● Task objective
What follows is a block of records; reproduce all of it verbatim.

+++

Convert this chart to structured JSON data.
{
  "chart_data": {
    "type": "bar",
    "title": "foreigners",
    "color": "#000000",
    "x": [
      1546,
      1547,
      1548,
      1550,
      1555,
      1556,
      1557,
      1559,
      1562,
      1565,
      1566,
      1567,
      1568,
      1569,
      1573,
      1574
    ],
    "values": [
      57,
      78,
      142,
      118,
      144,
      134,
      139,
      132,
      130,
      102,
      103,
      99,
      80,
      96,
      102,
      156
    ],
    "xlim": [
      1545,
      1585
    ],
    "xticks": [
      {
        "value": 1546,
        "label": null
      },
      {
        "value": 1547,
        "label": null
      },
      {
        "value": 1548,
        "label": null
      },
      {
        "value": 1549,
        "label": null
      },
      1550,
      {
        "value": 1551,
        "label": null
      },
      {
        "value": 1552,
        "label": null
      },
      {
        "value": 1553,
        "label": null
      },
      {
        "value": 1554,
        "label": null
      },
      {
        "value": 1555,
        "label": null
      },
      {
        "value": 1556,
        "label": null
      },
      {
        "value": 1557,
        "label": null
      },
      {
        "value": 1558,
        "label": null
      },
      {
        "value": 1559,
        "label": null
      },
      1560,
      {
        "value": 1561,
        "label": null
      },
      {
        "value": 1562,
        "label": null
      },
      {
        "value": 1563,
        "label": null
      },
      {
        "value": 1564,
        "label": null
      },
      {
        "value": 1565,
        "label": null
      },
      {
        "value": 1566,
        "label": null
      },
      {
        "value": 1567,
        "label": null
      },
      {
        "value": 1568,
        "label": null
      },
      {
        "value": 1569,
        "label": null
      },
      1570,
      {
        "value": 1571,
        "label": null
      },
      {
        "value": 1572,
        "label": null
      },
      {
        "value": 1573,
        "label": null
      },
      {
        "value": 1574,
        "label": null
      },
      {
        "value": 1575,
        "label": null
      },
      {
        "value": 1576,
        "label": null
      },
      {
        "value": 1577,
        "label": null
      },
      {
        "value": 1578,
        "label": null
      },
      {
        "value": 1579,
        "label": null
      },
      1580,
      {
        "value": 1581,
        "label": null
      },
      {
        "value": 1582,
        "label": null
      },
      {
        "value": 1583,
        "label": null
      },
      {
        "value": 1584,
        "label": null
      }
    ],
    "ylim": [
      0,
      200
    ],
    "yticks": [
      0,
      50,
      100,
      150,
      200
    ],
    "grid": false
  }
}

+++

● Correct response
Convert this chart to structured JSON data.
{
  "chart_data": {
    "type": "bar",
    "title": "foreigners",
    "color": "#000000",
    "x": [
      1546,
      1547,
      1548,
      1550,
      1555,
      1556,
      1557,
      1559,
      1562,
      1565,
      1566,
      1567,
      1568,
      1569,
      1573,
      1574
    ],
    "values": [
      57,
      78,
      142,
      118,
      144,
      134,
      139,
      132,
      130,
      102,
      103,
      99,
      80,
      96,
      102,
      156
    ],
    "xlim": [
      1545,
      1585
    ],
    "xticks": [
      {
        "value": 1546,
        "label": null
      },
      {
        "value": 1547,
        "label": null
      },
      {
        "value": 1548,
        "label": null
      },
      {
        "value": 1549,
        "label": null
      },
      1550,
      {
        "value": 1551,
        "label": null
      },
      {
        "value": 1552,
        "label": null
      },
      {
        "value": 1553,
        "label": null
      },
      {
        "value": 1554,
        "label": null
      },
      {
        "value": 1555,
        "label": null
      },
      {
        "value": 1556,
        "label": null
      },
      {
        "value": 1557,
        "label": null
      },
      {
        "value": 1558,
        "label": null
      },
      {
        "value": 1559,
        "label": null
      },
      1560,
      {
        "value": 1561,
        "label": null
      },
      {
        "value": 1562,
        "label": null
      },
      {
        "value": 1563,
        "label": null
      },
      {
        "value": 1564,
        "label": null
      },
      {
        "value": 1565,
        "label": null
      },
      {
        "value": 1566,
        "label": null
      },
      {
        "value": 1567,
        "label": null
      },
      {
        "value": 1568,
        "label": null
      },
      {
        "value": 1569,
        "label": null
      },
      1570,
      {
        "value": 1571,
        "label": null
      },
      {
        "value": 1572,
        "label": null
      },
      {
        "value": 1573,
        "label": null
      },
      {
        "value": 1574,
        "label": null
      },
      {
        "value": 1575,
        "label": null
      },
      {
        "value": 1576,
        "label": null
      },
      {
        "value": 1577,
        "label": null
      },
      {
        "value": 1578,
        "label": null
      },
      {
        "value": 1579,
        "label": null
      },
      1580,
      {
        "value": 1581,
        "label": null
      },
      {
        "value": 1582,
        "label": null
      },
      {
        "value": 1583,
        "label": null
      },
      {
        "value": 1584,
        "label": null
      }
    ],
    "ylim": [
      0,
      200
    ],
    "yticks": [
      0,
      50,
      100,
      150,
      200
    ],
    "grid": false
  }
}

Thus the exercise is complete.